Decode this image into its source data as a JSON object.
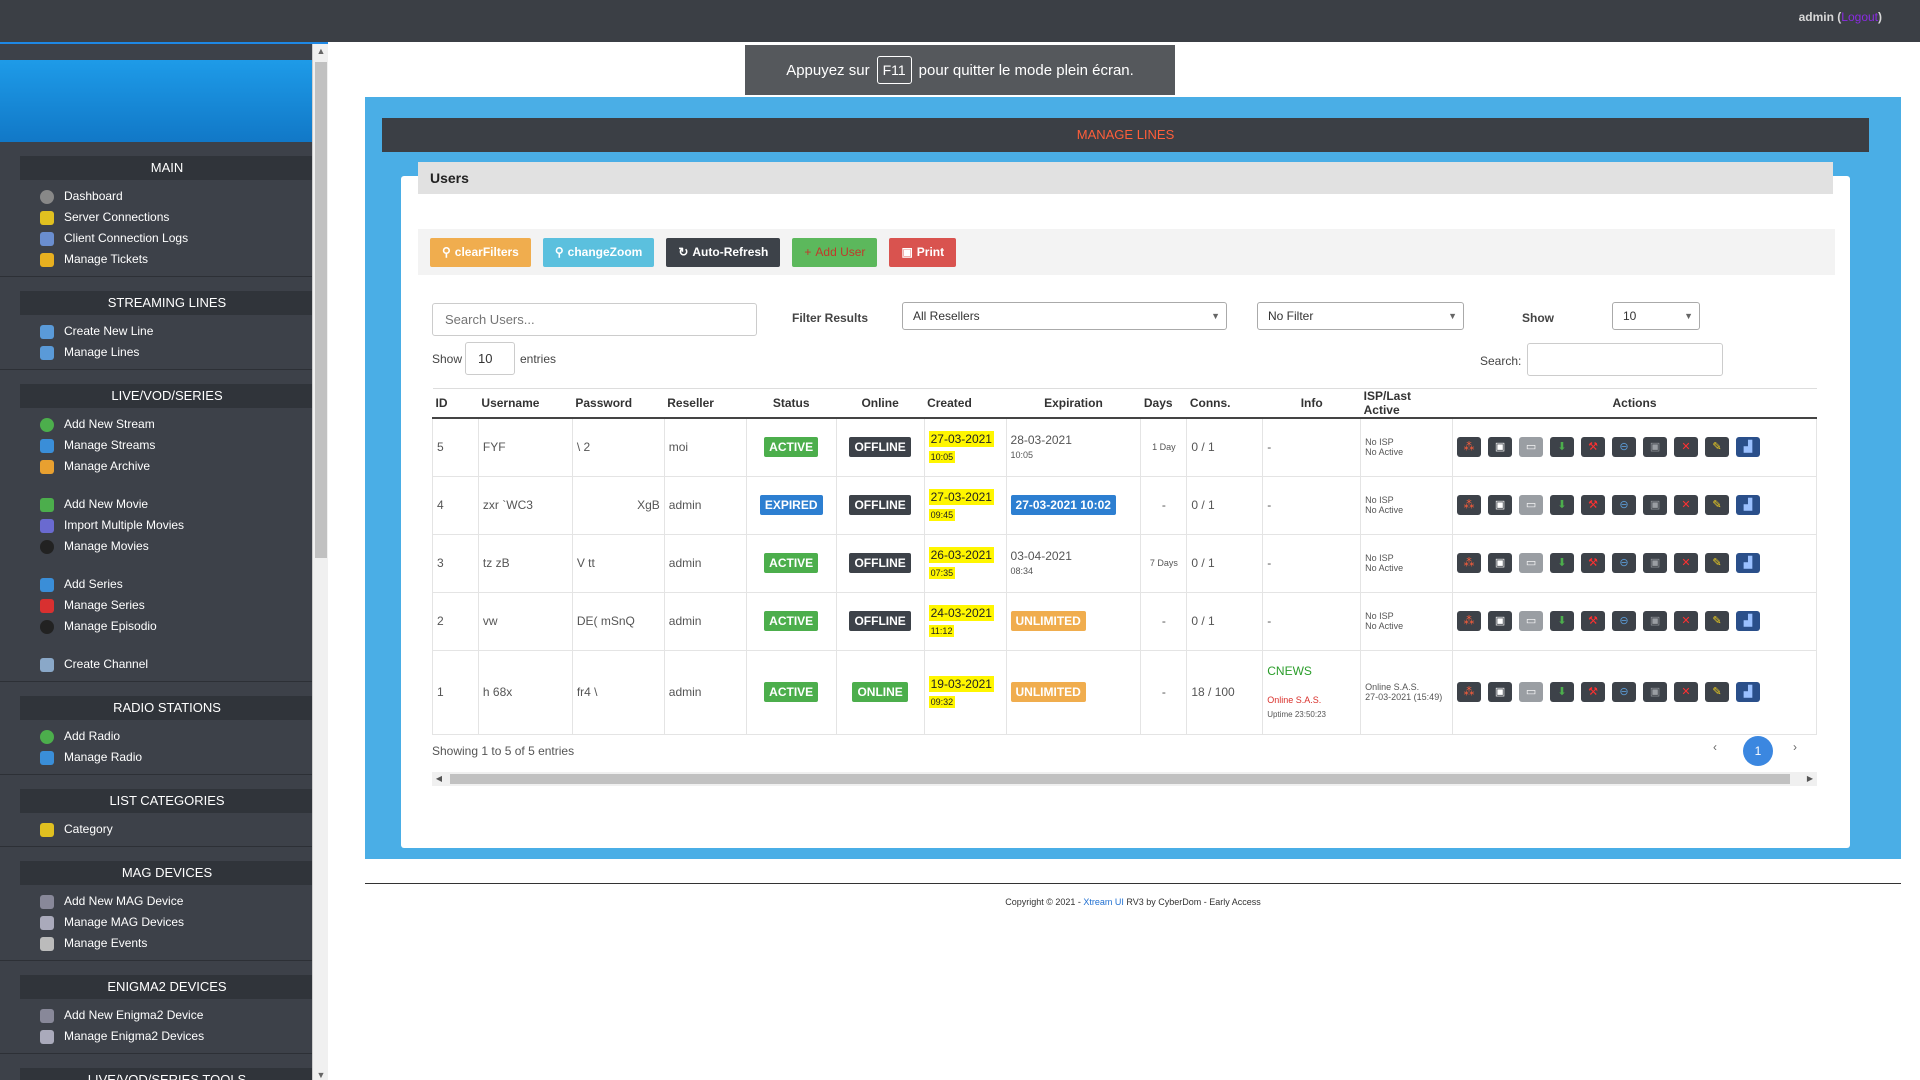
{
  "topbar": {
    "user": "admin (",
    "logout": "Logout",
    "close": ")"
  },
  "toast": {
    "before": "Appuyez sur",
    "key": "F11",
    "after": "pour quitter le mode plein écran."
  },
  "sidebar": {
    "sections": {
      "main": "MAIN",
      "streaming": "STREAMING LINES",
      "livevod": "LIVE/VOD/SERIES",
      "radio": "RADIO STATIONS",
      "categories": "LIST CATEGORIES",
      "mag": "MAG DEVICES",
      "enigma": "ENIGMA2 DEVICES",
      "tools": "LIVE/VOD/SERIES TOOLS"
    },
    "items": {
      "dashboard": "Dashboard",
      "server_connections": "Server Connections",
      "client_logs": "Client Connection Logs",
      "tickets": "Manage Tickets",
      "create_line": "Create New Line",
      "manage_lines": "Manage Lines",
      "add_stream": "Add New Stream",
      "manage_streams": "Manage Streams",
      "manage_archive": "Manage Archive",
      "add_movie": "Add New Movie",
      "import_movies": "Import Multiple Movies",
      "manage_movies": "Manage Movies",
      "add_series": "Add Series",
      "manage_series": "Manage Series",
      "manage_episodio": "Manage Episodio",
      "create_channel": "Create Channel",
      "add_radio": "Add Radio",
      "manage_radio": "Manage Radio",
      "category": "Category",
      "add_mag": "Add New MAG Device",
      "manage_mag": "Manage MAG Devices",
      "manage_events": "Manage Events",
      "add_enigma": "Add New Enigma2 Device",
      "manage_enigma": "Manage Enigma2 Devices"
    }
  },
  "page": {
    "header": "MANAGE LINES",
    "card_title": "Users"
  },
  "toolbar": {
    "clear": "clearFilters",
    "zoom": "changeZoom",
    "refresh": "Auto-Refresh",
    "add": "Add User",
    "print": "Print"
  },
  "filters": {
    "search_placeholder": "Search Users...",
    "filter_label": "Filter Results",
    "resellers": "All Resellers",
    "no_filter": "No Filter",
    "show_label": "Show",
    "show_value": "10",
    "entries_show": "Show",
    "entries_value": "10",
    "entries_label": "entries",
    "search_label": "Search:"
  },
  "columns": [
    "ID",
    "Username",
    "Password",
    "Reseller",
    "Status",
    "Online",
    "Created",
    "Expiration",
    "Days",
    "Conns.",
    "Info",
    "ISP/Last Active",
    "Actions"
  ],
  "rows": [
    {
      "id": "5",
      "username": "FYF",
      "password": "\\          2",
      "reseller": "moi",
      "status": "ACTIVE",
      "online": "OFFLINE",
      "created_date": "27-03-2021",
      "created_time": "10:05",
      "exp_date": "28-03-2021",
      "exp_time": "10:05",
      "days": "1 Day",
      "conns": "0 / 1",
      "info": "-",
      "isp1": "No ISP",
      "isp2": "No Active"
    },
    {
      "id": "4",
      "username": "zxr     `WC3",
      "password": "XgB",
      "reseller": "admin",
      "status": "EXPIRED",
      "online": "OFFLINE",
      "created_date": "27-03-2021",
      "created_time": "09:45",
      "exp_badge": "27-03-2021 10:02",
      "days": "-",
      "conns": "0 / 1",
      "info": "-",
      "isp1": "No ISP",
      "isp2": "No Active"
    },
    {
      "id": "3",
      "username": "tz     zB",
      "password": "V          tt",
      "reseller": "admin",
      "status": "ACTIVE",
      "online": "OFFLINE",
      "created_date": "26-03-2021",
      "created_time": "07:35",
      "exp_date": "03-04-2021",
      "exp_time": "08:34",
      "days": "7 Days",
      "conns": "0 / 1",
      "info": "-",
      "isp1": "No ISP",
      "isp2": "No Active"
    },
    {
      "id": "2",
      "username": "vw",
      "password": "DE(        mSnQ",
      "reseller": "admin",
      "status": "ACTIVE",
      "online": "OFFLINE",
      "created_date": "24-03-2021",
      "created_time": "11:12",
      "exp_badge": "UNLIMITED",
      "days": "-",
      "conns": "0 / 1",
      "info": "-",
      "isp1": "No ISP",
      "isp2": "No Active"
    },
    {
      "id": "1",
      "username": "h         68x",
      "password": "fr4        \\",
      "reseller": "admin",
      "status": "ACTIVE",
      "online": "ONLINE",
      "created_date": "19-03-2021",
      "created_time": "09:32",
      "exp_badge": "UNLIMITED",
      "days": "-",
      "conns": "18 / 100",
      "info_channel": "CNEWS",
      "info_isp": "Online S.A.S.",
      "info_uptime": "Uptime 23:50:23",
      "isp1": "Online S.A.S.",
      "isp2": "27-03-2021 (15:49)"
    }
  ],
  "table_footer": {
    "showing": "Showing 1 to 5 of 5 entries",
    "prev": "‹",
    "page": "1",
    "next": "›"
  },
  "footer": {
    "text1": "Copyright © 2021 - ",
    "brand": "Xtream UI",
    "text2": " RV3 by CyberDom - Early Access"
  },
  "colors": {
    "accent_blue": "#4aaee6",
    "header_red": "#ff5e3a",
    "active": "#4cae4c",
    "expired": "#2d7fd1",
    "unlimited": "#f0ad4e",
    "highlight": "#fff600"
  }
}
====================
Copy each line of the listing in which the word "Search" can be found.

◆ FULL ANSWER
    "search_placeholder": "Search Users...",
    "search_label": "Search:"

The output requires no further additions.